• PROBLEM STATEMENT: Repeat the material below exactly, with no pictures.

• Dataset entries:

────────

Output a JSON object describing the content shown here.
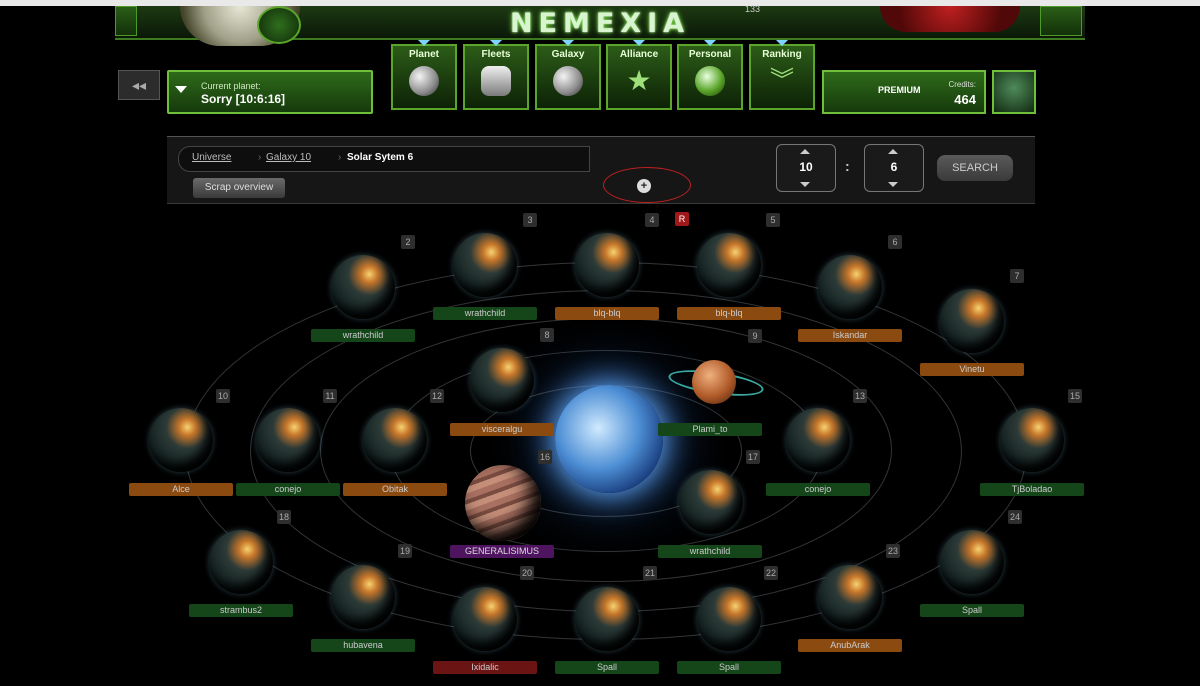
{
  "header": {
    "logo": "NEMEXIA",
    "logo_counter": "133"
  },
  "back_button": {
    "label": "◂◂"
  },
  "current_planet": {
    "label": "Current planet:",
    "value": "Sorry [10:6:16]"
  },
  "nav": [
    {
      "label": "Planet"
    },
    {
      "label": "Fleets"
    },
    {
      "label": "Galaxy"
    },
    {
      "label": "Alliance"
    },
    {
      "label": "Personal"
    },
    {
      "label": "Ranking"
    }
  ],
  "premium": {
    "label": "PREMIUM",
    "credits_label": "Credits:",
    "credits": "464"
  },
  "breadcrumb": {
    "universe": "Universe",
    "galaxy": "Galaxy 10",
    "system": "Solar Sytem 6"
  },
  "scrap_button": "Scrap overview",
  "coords": {
    "galaxy": "10",
    "separator": ":",
    "system": "6"
  },
  "search_button": "SEARCH",
  "expand_icon": "+",
  "red_marker": "R",
  "positions": [
    {
      "num": "2",
      "owner": "wrathchild",
      "color": "green"
    },
    {
      "num": "3",
      "owner": "wrathchild",
      "color": "green"
    },
    {
      "num": "4",
      "owner": "blq-blq",
      "color": "orange"
    },
    {
      "num": "5",
      "owner": "blq-blq",
      "color": "orange"
    },
    {
      "num": "6",
      "owner": "Iskandar",
      "color": "orange"
    },
    {
      "num": "7",
      "owner": "Vinetu",
      "color": "orange"
    },
    {
      "num": "8",
      "owner": "visceralgu",
      "color": "orange"
    },
    {
      "num": "9",
      "owner": "Plami_to",
      "color": "green"
    },
    {
      "num": "10",
      "owner": "Alce",
      "color": "orange"
    },
    {
      "num": "11",
      "owner": "conejo",
      "color": "green"
    },
    {
      "num": "12",
      "owner": "Obitak",
      "color": "orange"
    },
    {
      "num": "13",
      "owner": "conejo",
      "color": "green"
    },
    {
      "num": "15",
      "owner": "TjBoladao",
      "color": "green"
    },
    {
      "num": "16",
      "owner": "GENERALISIMUS",
      "color": "purple"
    },
    {
      "num": "17",
      "owner": "wrathchild",
      "color": "green"
    },
    {
      "num": "18",
      "owner": "strambus2",
      "color": "green"
    },
    {
      "num": "19",
      "owner": "hubavena",
      "color": "green"
    },
    {
      "num": "20",
      "owner": "Ixidalic",
      "color": "red"
    },
    {
      "num": "21",
      "owner": "Spall",
      "color": "green"
    },
    {
      "num": "22",
      "owner": "Spall",
      "color": "green"
    },
    {
      "num": "23",
      "owner": "AnubArak",
      "color": "orange"
    },
    {
      "num": "24",
      "owner": "Spall",
      "color": "green"
    }
  ],
  "colors": {
    "accent_green": "#5aa52a",
    "owner_green": "#14461a",
    "owner_orange": "#8a4a10",
    "owner_red": "#6a1414",
    "owner_purple": "#4f1460"
  }
}
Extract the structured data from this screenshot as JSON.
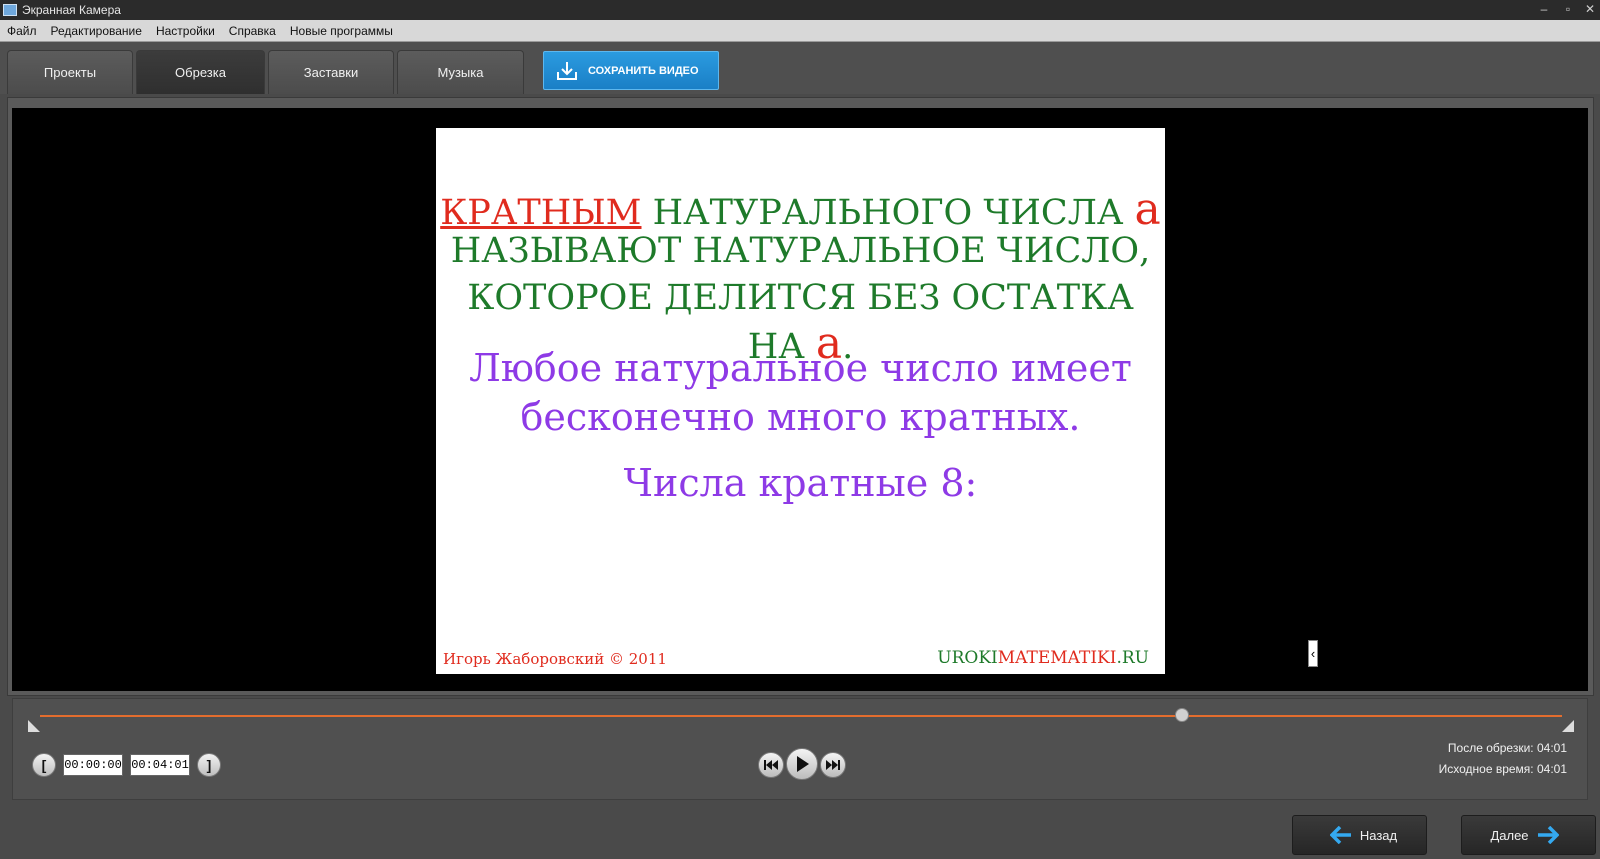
{
  "window": {
    "title": "Экранная Камера",
    "controls": [
      "minimize-icon",
      "restore-icon",
      "close-icon"
    ]
  },
  "menu": [
    "Файл",
    "Редактирование",
    "Настройки",
    "Справка",
    "Новые программы"
  ],
  "tabs": [
    {
      "label": "Проекты",
      "active": false
    },
    {
      "label": "Обрезка",
      "active": true
    },
    {
      "label": "Заставки",
      "active": false
    },
    {
      "label": "Музыка",
      "active": false
    }
  ],
  "save_button": {
    "label": "СОХРАНИТЬ ВИДЕО",
    "icon": "download-icon",
    "color": "#1a8ad6"
  },
  "slide": {
    "line1_a": "КРАТНЫМ",
    "line1_b": " НАТУРАЛЬНОГО ЧИСЛА ",
    "line1_c": "а",
    "line2": "НАЗЫВАЮТ НАТУРАЛЬНОЕ ЧИСЛО,",
    "line3_a": "КОТОРОЕ ДЕЛИТСЯ БЕЗ ОСТАТКА НА ",
    "line3_b": "а",
    "line3_c": ".",
    "purple1": "Любое натуральное число имеет",
    "purple2": "бесконечно много кратных.",
    "purple3": "Числа кратные 8:",
    "author": "Игорь Жаборовский © 2011",
    "site_a": "UROKI",
    "site_b": "MATEMATIKI",
    "site_c": ".RU"
  },
  "timeline": {
    "position_fraction": 0.75,
    "accent_color": "#e36d2e",
    "start_time": "00:00:00",
    "end_time": "00:04:01",
    "start_bracket": "[",
    "end_bracket": "]",
    "after_trim_label": "После обрезки:",
    "after_trim_value": "04:01",
    "original_label": "Исходное время:",
    "original_value": "04:01"
  },
  "nav": {
    "back": "Назад",
    "next": "Далее"
  }
}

────────

• RESULT BELOW:
Output a JSON object describing the content shown here.
{
  "header": {
    "logo": "NEMEXIA",
    "logo_counter": "133"
  },
  "back_button": {
    "label": "◂◂"
  },
  "current_planet": {
    "label": "Current planet:",
    "value": "Sorry [10:6:16]"
  },
  "nav": [
    {
      "label": "Planet"
    },
    {
      "label": "Fleets"
    },
    {
      "label": "Galaxy"
    },
    {
      "label": "Alliance"
    },
    {
      "label": "Personal"
    },
    {
      "label": "Ranking"
    }
  ],
  "premium": {
    "label": "PREMIUM",
    "credits_label": "Credits:",
    "credits": "464"
  },
  "breadcrumb": {
    "universe": "Universe",
    "galaxy": "Galaxy 10",
    "system": "Solar Sytem 6"
  },
  "scrap_button": "Scrap overview",
  "coords": {
    "galaxy": "10",
    "separator": ":",
    "system": "6"
  },
  "search_button": "SEARCH",
  "expand_icon": "+",
  "red_marker": "R",
  "positions": [
    {
      "num": "2",
      "owner": "wrathchild",
      "color": "green"
    },
    {
      "num": "3",
      "owner": "wrathchild",
      "color": "green"
    },
    {
      "num": "4",
      "owner": "blq-blq",
      "color": "orange"
    },
    {
      "num": "5",
      "owner": "blq-blq",
      "color": "orange"
    },
    {
      "num": "6",
      "owner": "Iskandar",
      "color": "orange"
    },
    {
      "num": "7",
      "owner": "Vinetu",
      "color": "orange"
    },
    {
      "num": "8",
      "owner": "visceralgu",
      "color": "orange"
    },
    {
      "num": "9",
      "owner": "Plami_to",
      "color": "green"
    },
    {
      "num": "10",
      "owner": "Alce",
      "color": "orange"
    },
    {
      "num": "11",
      "owner": "conejo",
      "color": "green"
    },
    {
      "num": "12",
      "owner": "Obitak",
      "color": "orange"
    },
    {
      "num": "13",
      "owner": "conejo",
      "color": "green"
    },
    {
      "num": "15",
      "owner": "TjBoladao",
      "color": "green"
    },
    {
      "num": "16",
      "owner": "GENERALISIMUS",
      "color": "purple"
    },
    {
      "num": "17",
      "owner": "wrathchild",
      "color": "green"
    },
    {
      "num": "18",
      "owner": "strambus2",
      "color": "green"
    },
    {
      "num": "19",
      "owner": "hubavena",
      "color": "green"
    },
    {
      "num": "20",
      "owner": "Ixidalic",
      "color": "red"
    },
    {
      "num": "21",
      "owner": "Spall",
      "color": "green"
    },
    {
      "num": "22",
      "owner": "Spall",
      "color": "green"
    },
    {
      "num": "23",
      "owner": "AnubArak",
      "color": "orange"
    },
    {
      "num": "24",
      "owner": "Spall",
      "color": "green"
    }
  ],
  "colors": {
    "accent_green": "#5aa52a",
    "owner_green": "#14461a",
    "owner_orange": "#8a4a10",
    "owner_red": "#6a1414",
    "owner_purple": "#4f1460"
  }
}
Extract the structured data from this screenshot as JSON.
{
  "window": {
    "title": "Экранная Камера",
    "controls": [
      "minimize-icon",
      "restore-icon",
      "close-icon"
    ]
  },
  "menu": [
    "Файл",
    "Редактирование",
    "Настройки",
    "Справка",
    "Новые программы"
  ],
  "tabs": [
    {
      "label": "Проекты",
      "active": false
    },
    {
      "label": "Обрезка",
      "active": true
    },
    {
      "label": "Заставки",
      "active": false
    },
    {
      "label": "Музыка",
      "active": false
    }
  ],
  "save_button": {
    "label": "СОХРАНИТЬ ВИДЕО",
    "icon": "download-icon",
    "color": "#1a8ad6"
  },
  "slide": {
    "line1_a": "КРАТНЫМ",
    "line1_b": " НАТУРАЛЬНОГО ЧИСЛА ",
    "line1_c": "а",
    "line2": "НАЗЫВАЮТ НАТУРАЛЬНОЕ ЧИСЛО,",
    "line3_a": "КОТОРОЕ ДЕЛИТСЯ БЕЗ ОСТАТКА НА ",
    "line3_b": "а",
    "line3_c": ".",
    "purple1": "Любое натуральное число имеет",
    "purple2": "бесконечно много кратных.",
    "purple3": "Числа кратные 8:",
    "author": "Игорь Жаборовский © 2011",
    "site_a": "UROKI",
    "site_b": "MATEMATIKI",
    "site_c": ".RU"
  },
  "timeline": {
    "position_fraction": 0.75,
    "accent_color": "#e36d2e",
    "start_time": "00:00:00",
    "end_time": "00:04:01",
    "start_bracket": "[",
    "end_bracket": "]",
    "after_trim_label": "После обрезки:",
    "after_trim_value": "04:01",
    "original_label": "Исходное время:",
    "original_value": "04:01"
  },
  "nav": {
    "back": "Назад",
    "next": "Далее"
  }
}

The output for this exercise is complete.